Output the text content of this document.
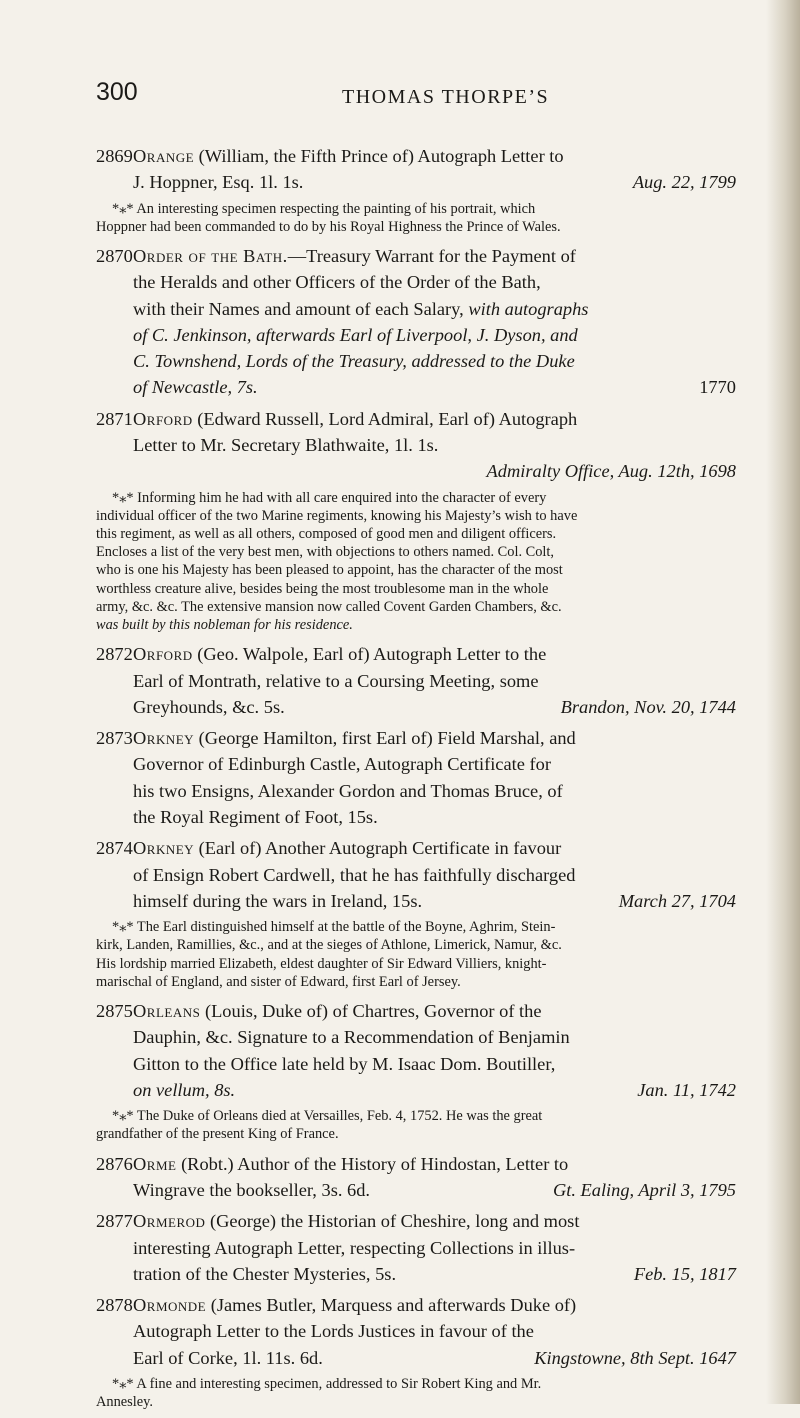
300	THOMAS THORPE’S
2869Orange (William, the Fifth Prince of) Autograph Letter to
J. Hoppner, Esq. 1l. 1s.	Aug. 22, 1799
*⁎* An interesting specimen respecting the painting of his portrait, which
Hoppner had been commanded to do by his Royal Highness the Prince of Wales.
2870Order of the Bath.—Treasury Warrant for the Payment of
the Heralds and other Officers of the Order of the Bath,
with their Names and amount of each Salary, with autographs
of C. Jenkinson, afterwards Earl of Liverpool, J. Dyson, and
C. Townshend, Lords of the Treasury, addressed to the Duke
of Newcastle, 7s.	1770
2871Orford (Edward Russell, Lord Admiral, Earl of) Autograph
Letter to Mr. Secretary Blathwaite, 1l. 1s.
Admiralty Office, Aug. 12th, 1698

*⁎* Informing him he had with all care enquired into the character of every
individual officer of the two Marine regiments, knowing his Majesty’s wish to have
this regiment, as well as all others, composed of good men and diligent officers.
Encloses a list of the very best men, with objections to others named. Col. Colt,
who is one his Majesty has been pleased to appoint, has the character of the most
worthless creature alive, besides being the most troublesome man in the whole
army, &c. &c. The extensive mansion now called Covent Garden Chambers, &c.
was built by this nobleman for his residence.
2872Orford (Geo. Walpole, Earl of) Autograph Letter to the
Earl of Montrath, relative to a Coursing Meeting, some
Greyhounds, &c. 5s.	Brandon, Nov. 20, 1744
2873Orkney (George Hamilton, first Earl of) Field Marshal, and
Governor of Edinburgh Castle, Autograph Certificate for
his two Ensigns, Alexander Gordon and Thomas Bruce, of
the Royal Regiment of Foot, 15s.
2874Orkney (Earl of) Another Autograph Certificate in favour
of Ensign Robert Cardwell, that he has faithfully discharged
himself during the wars in Ireland, 15s.	March 27, 1704
*⁎* The Earl distinguished himself at the battle of the Boyne, Aghrim, Stein-
kirk, Landen, Ramillies, &c., and at the sieges of Athlone, Limerick, Namur, &c.
His lordship married Elizabeth, eldest daughter of Sir Edward Villiers, knight-
marischal of England, and sister of Edward, first Earl of Jersey.
2875Orleans (Louis, Duke of) of Chartres, Governor of the
Dauphin, &c. Signature to a Recommendation of Benjamin
Gitton to the Office late held by M. Isaac Dom. Boutiller,
on vellum, 8s.	Jan. 11, 1742
*⁎* The Duke of Orleans died at Versailles, Feb. 4, 1752. He was the great
grandfather of the present King of France.
2876Orme (Robt.) Author of the History of Hindostan, Letter to
Wingrave the bookseller, 3s. 6d.	Gt. Ealing, April 3, 1795
2877Ormerod (George) the Historian of Cheshire, long and most
interesting Autograph Letter, respecting Collections in illus-
tration of the Chester Mysteries, 5s.	Feb. 15, 1817
2878Ormonde (James Butler, Marquess and afterwards Duke of)
Autograph Letter to the Lords Justices in favour of the
Earl of Corke, 1l. 11s. 6d.	Kingstowne, 8th Sept. 1647
*⁎* A fine and interesting specimen, addressed to Sir Robert King and Mr.
Annesley.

Request: Keep every word of the data as it is when you write it out, but drop the pictures.

Exercise output:
Output the text content of this document.
300	THOMAS THORPE’S
2869Orange (William, the Fifth Prince of) Autograph Letter to
J. Hoppner, Esq. 1l. 1s.	Aug. 22, 1799
*⁎* An interesting specimen respecting the painting of his portrait, which
Hoppner had been commanded to do by his Royal Highness the Prince of Wales.
2870Order of the Bath.—Treasury Warrant for the Payment of
the Heralds and other Officers of the Order of the Bath,
with their Names and amount of each Salary, with autographs
of C. Jenkinson, afterwards Earl of Liverpool, J. Dyson, and
C. Townshend, Lords of the Treasury, addressed to the Duke
of Newcastle, 7s.	1770
2871Orford (Edward Russell, Lord Admiral, Earl of) Autograph
Letter to Mr. Secretary Blathwaite, 1l. 1s.
Admiralty Office, Aug. 12th, 1698

*⁎* Informing him he had with all care enquired into the character of every
individual officer of the two Marine regiments, knowing his Majesty’s wish to have
this regiment, as well as all others, composed of good men and diligent officers.
Encloses a list of the very best men, with objections to others named. Col. Colt,
who is one his Majesty has been pleased to appoint, has the character of the most
worthless creature alive, besides being the most troublesome man in the whole
army, &c. &c. The extensive mansion now called Covent Garden Chambers, &c.
was built by this nobleman for his residence.
2872Orford (Geo. Walpole, Earl of) Autograph Letter to the
Earl of Montrath, relative to a Coursing Meeting, some
Greyhounds, &c. 5s.	Brandon, Nov. 20, 1744
2873Orkney (George Hamilton, first Earl of) Field Marshal, and
Governor of Edinburgh Castle, Autograph Certificate for
his two Ensigns, Alexander Gordon and Thomas Bruce, of
the Royal Regiment of Foot, 15s.
2874Orkney (Earl of) Another Autograph Certificate in favour
of Ensign Robert Cardwell, that he has faithfully discharged
himself during the wars in Ireland, 15s.	March 27, 1704
*⁎* The Earl distinguished himself at the battle of the Boyne, Aghrim, Stein-
kirk, Landen, Ramillies, &c., and at the sieges of Athlone, Limerick, Namur, &c.
His lordship married Elizabeth, eldest daughter of Sir Edward Villiers, knight-
marischal of England, and sister of Edward, first Earl of Jersey.
2875Orleans (Louis, Duke of) of Chartres, Governor of the
Dauphin, &c. Signature to a Recommendation of Benjamin
Gitton to the Office late held by M. Isaac Dom. Boutiller,
on vellum, 8s.	Jan. 11, 1742
*⁎* The Duke of Orleans died at Versailles, Feb. 4, 1752. He was the great
grandfather of the present King of France.
2876Orme (Robt.) Author of the History of Hindostan, Letter to
Wingrave the bookseller, 3s. 6d.	Gt. Ealing, April 3, 1795
2877Ormerod (George) the Historian of Cheshire, long and most
interesting Autograph Letter, respecting Collections in illus-
tration of the Chester Mysteries, 5s.	Feb. 15, 1817
2878Ormonde (James Butler, Marquess and afterwards Duke of)
Autograph Letter to the Lords Justices in favour of the
Earl of Corke, 1l. 11s. 6d.	Kingstowne, 8th Sept. 1647
*⁎* A fine and interesting specimen, addressed to Sir Robert King and Mr.
Annesley.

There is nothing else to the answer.